What to work on: Using the records that follow, copy every line containing the word "রফরম".

===== Material to process =====

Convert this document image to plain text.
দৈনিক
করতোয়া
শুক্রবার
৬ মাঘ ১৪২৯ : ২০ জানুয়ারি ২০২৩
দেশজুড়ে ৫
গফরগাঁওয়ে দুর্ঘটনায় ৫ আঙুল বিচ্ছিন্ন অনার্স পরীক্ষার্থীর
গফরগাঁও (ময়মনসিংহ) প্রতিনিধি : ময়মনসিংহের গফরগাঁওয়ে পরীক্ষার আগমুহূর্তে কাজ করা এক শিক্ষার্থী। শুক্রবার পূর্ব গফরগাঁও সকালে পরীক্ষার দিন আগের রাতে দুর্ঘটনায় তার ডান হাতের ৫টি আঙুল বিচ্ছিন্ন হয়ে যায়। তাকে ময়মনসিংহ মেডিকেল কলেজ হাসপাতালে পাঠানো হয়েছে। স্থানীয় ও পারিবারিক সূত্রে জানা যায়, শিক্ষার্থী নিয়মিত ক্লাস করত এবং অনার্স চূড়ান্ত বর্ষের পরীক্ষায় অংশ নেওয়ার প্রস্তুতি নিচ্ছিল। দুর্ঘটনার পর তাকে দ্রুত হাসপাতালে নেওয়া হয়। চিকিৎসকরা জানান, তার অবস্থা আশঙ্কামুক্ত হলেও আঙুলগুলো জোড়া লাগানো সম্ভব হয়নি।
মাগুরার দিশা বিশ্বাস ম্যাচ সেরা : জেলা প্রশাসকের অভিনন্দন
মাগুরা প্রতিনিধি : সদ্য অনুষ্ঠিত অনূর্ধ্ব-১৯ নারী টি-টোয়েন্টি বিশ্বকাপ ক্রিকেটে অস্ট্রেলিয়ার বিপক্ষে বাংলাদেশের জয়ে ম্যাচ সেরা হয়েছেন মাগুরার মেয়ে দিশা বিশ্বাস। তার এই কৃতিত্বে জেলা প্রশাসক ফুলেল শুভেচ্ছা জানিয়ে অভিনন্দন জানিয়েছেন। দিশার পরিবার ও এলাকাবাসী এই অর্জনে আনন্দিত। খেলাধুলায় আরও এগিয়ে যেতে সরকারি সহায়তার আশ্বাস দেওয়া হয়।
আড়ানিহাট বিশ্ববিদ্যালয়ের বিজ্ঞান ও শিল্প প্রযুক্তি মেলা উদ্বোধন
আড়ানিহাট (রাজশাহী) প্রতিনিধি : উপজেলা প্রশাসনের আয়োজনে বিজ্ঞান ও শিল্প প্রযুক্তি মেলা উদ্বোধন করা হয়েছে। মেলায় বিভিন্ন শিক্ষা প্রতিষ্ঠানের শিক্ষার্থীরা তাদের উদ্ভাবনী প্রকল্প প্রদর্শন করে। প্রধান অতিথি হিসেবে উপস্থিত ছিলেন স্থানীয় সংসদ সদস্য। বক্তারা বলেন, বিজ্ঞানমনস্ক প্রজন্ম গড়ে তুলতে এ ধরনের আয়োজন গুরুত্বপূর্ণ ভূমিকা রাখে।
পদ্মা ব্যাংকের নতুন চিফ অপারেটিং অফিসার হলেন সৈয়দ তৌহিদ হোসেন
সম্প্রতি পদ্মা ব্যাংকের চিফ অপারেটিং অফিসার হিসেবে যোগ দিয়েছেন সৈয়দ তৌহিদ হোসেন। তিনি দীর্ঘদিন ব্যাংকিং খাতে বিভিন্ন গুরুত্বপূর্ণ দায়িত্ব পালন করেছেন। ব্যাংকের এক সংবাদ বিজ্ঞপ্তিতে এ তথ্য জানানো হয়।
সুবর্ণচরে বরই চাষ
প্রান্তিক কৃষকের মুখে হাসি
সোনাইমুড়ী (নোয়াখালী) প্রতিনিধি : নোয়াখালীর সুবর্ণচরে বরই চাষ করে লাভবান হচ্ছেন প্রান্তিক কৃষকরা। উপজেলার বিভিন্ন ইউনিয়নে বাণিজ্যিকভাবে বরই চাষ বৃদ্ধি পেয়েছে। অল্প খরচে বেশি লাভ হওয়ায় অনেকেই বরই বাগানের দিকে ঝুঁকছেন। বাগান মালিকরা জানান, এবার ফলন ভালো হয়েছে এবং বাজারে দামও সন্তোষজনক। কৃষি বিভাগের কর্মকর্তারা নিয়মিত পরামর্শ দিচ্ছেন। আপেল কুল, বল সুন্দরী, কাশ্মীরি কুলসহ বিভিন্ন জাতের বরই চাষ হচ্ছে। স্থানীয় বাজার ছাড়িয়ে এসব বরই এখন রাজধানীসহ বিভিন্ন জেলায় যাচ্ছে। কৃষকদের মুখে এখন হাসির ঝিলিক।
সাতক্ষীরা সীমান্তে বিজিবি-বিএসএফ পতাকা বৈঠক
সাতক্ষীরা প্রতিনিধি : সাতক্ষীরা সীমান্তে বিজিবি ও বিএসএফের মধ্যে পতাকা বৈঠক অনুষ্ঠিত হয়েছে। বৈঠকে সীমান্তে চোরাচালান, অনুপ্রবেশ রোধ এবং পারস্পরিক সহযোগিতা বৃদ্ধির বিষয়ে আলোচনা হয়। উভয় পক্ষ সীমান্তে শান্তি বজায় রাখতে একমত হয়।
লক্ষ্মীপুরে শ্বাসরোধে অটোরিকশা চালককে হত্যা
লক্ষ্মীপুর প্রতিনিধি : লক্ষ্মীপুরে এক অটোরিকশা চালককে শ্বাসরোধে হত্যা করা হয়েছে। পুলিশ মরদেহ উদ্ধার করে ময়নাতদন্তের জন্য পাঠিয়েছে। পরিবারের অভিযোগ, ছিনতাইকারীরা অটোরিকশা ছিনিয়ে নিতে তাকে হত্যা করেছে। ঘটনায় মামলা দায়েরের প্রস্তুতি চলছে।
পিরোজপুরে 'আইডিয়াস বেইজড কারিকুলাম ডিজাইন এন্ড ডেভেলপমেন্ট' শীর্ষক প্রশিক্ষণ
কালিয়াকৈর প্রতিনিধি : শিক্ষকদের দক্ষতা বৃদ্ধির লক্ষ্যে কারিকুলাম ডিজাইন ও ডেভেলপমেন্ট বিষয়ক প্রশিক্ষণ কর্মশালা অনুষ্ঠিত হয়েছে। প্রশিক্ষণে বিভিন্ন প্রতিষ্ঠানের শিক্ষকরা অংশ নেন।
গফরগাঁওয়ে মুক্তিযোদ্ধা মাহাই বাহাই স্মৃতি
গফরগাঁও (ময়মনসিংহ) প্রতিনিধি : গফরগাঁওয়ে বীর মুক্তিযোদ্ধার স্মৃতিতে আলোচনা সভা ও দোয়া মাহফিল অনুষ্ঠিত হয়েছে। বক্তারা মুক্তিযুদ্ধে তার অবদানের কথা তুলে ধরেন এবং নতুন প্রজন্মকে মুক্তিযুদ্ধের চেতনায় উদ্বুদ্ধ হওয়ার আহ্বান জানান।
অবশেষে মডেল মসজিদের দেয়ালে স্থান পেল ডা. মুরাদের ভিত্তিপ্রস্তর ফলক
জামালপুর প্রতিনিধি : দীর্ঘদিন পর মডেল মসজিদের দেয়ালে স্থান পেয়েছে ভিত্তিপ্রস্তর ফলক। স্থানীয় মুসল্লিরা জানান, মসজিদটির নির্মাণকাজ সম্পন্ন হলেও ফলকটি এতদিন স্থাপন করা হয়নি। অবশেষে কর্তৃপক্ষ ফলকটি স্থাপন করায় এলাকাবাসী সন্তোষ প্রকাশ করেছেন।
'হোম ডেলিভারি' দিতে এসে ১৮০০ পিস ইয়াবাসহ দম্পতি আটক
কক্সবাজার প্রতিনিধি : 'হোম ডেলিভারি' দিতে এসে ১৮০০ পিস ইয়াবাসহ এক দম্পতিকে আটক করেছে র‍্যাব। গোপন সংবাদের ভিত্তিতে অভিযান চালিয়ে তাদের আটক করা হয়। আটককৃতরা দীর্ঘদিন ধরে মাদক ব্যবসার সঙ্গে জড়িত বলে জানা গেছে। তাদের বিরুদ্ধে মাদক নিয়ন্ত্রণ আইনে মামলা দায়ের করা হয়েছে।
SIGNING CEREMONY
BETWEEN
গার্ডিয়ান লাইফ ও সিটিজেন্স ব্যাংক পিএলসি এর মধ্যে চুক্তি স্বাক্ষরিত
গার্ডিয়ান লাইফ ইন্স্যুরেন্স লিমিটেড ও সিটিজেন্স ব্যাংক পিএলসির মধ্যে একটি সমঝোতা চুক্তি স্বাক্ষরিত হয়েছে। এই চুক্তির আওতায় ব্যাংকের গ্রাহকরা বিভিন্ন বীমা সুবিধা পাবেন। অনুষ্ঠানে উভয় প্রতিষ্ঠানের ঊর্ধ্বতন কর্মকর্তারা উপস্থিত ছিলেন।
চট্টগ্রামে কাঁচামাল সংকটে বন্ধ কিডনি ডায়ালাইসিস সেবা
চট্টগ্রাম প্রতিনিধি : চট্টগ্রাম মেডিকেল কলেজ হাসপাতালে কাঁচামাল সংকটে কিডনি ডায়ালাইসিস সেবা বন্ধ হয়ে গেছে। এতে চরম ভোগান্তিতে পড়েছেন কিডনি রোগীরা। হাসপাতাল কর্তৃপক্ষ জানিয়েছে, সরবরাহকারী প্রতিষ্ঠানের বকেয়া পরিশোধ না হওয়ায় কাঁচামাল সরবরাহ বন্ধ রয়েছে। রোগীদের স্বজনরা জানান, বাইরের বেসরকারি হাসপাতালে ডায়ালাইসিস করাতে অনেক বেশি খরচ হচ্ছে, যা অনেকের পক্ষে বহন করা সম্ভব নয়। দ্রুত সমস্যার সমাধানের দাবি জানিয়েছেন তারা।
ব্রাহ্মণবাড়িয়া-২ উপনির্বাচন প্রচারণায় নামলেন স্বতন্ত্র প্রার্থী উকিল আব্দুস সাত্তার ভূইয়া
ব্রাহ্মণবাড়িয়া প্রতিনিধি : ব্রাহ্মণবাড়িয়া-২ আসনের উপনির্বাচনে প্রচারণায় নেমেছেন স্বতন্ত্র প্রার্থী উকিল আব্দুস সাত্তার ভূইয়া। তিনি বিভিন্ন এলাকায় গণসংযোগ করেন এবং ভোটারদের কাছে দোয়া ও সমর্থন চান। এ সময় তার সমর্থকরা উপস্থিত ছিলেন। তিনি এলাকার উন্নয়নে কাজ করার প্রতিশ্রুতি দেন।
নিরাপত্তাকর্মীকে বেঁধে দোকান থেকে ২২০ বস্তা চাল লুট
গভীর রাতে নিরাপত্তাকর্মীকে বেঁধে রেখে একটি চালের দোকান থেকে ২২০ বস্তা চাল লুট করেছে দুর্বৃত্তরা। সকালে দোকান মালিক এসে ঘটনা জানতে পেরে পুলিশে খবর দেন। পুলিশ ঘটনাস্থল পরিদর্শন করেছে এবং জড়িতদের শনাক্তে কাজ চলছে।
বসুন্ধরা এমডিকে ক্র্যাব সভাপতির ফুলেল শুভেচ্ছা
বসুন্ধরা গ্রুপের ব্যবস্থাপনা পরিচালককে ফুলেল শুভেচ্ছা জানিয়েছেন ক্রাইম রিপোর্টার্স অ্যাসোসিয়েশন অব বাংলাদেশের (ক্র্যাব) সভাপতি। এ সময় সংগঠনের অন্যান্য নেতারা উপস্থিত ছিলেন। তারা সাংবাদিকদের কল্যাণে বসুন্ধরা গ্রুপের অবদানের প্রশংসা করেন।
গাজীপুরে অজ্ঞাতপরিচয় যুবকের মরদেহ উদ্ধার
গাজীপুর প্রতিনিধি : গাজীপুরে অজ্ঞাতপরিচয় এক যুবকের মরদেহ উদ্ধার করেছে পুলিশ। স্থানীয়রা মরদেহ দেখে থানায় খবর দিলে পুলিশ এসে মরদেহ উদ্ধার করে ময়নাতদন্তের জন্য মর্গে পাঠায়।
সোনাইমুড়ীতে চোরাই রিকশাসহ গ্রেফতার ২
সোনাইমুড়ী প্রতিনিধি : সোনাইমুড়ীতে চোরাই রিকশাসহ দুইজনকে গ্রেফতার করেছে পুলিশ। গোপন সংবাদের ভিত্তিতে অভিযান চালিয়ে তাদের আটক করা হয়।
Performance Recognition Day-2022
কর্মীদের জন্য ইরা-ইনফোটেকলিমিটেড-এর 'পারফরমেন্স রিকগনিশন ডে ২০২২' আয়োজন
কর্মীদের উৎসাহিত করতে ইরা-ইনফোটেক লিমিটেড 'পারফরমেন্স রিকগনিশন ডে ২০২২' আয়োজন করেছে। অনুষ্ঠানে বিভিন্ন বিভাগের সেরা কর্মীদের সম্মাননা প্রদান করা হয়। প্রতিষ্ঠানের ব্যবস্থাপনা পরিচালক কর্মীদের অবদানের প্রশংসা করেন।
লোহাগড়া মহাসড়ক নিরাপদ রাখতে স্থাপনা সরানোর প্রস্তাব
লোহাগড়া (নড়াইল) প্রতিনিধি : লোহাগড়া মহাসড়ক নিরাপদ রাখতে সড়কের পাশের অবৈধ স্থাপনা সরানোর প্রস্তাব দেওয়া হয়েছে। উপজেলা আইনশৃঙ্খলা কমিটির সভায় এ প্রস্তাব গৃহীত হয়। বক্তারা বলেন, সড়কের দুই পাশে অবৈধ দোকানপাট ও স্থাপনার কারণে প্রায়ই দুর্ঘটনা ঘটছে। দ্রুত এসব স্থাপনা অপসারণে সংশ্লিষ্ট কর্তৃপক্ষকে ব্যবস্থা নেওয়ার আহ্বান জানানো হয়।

=====

Solution to the problem:
কর্মীদের জন্য ইরা-ইনফোটেকলিমিটেড-এর 'পারফরমেন্স রিকগনিশন ডে ২০২২' আয়োজন
কর্মীদের উৎসাহিত করতে ইরা-ইনফোটেক লিমিটেড 'পারফরমেন্স রিকগনিশন ডে ২০২২' আয়োজন করেছে। অনুষ্ঠানে বিভিন্ন বিভাগের সেরা কর্মীদের সম্মাননা প্রদান করা হয়। প্রতিষ্ঠানের ব্যবস্থাপনা পরিচালক কর্মীদের অবদানের প্রশংসা করেন।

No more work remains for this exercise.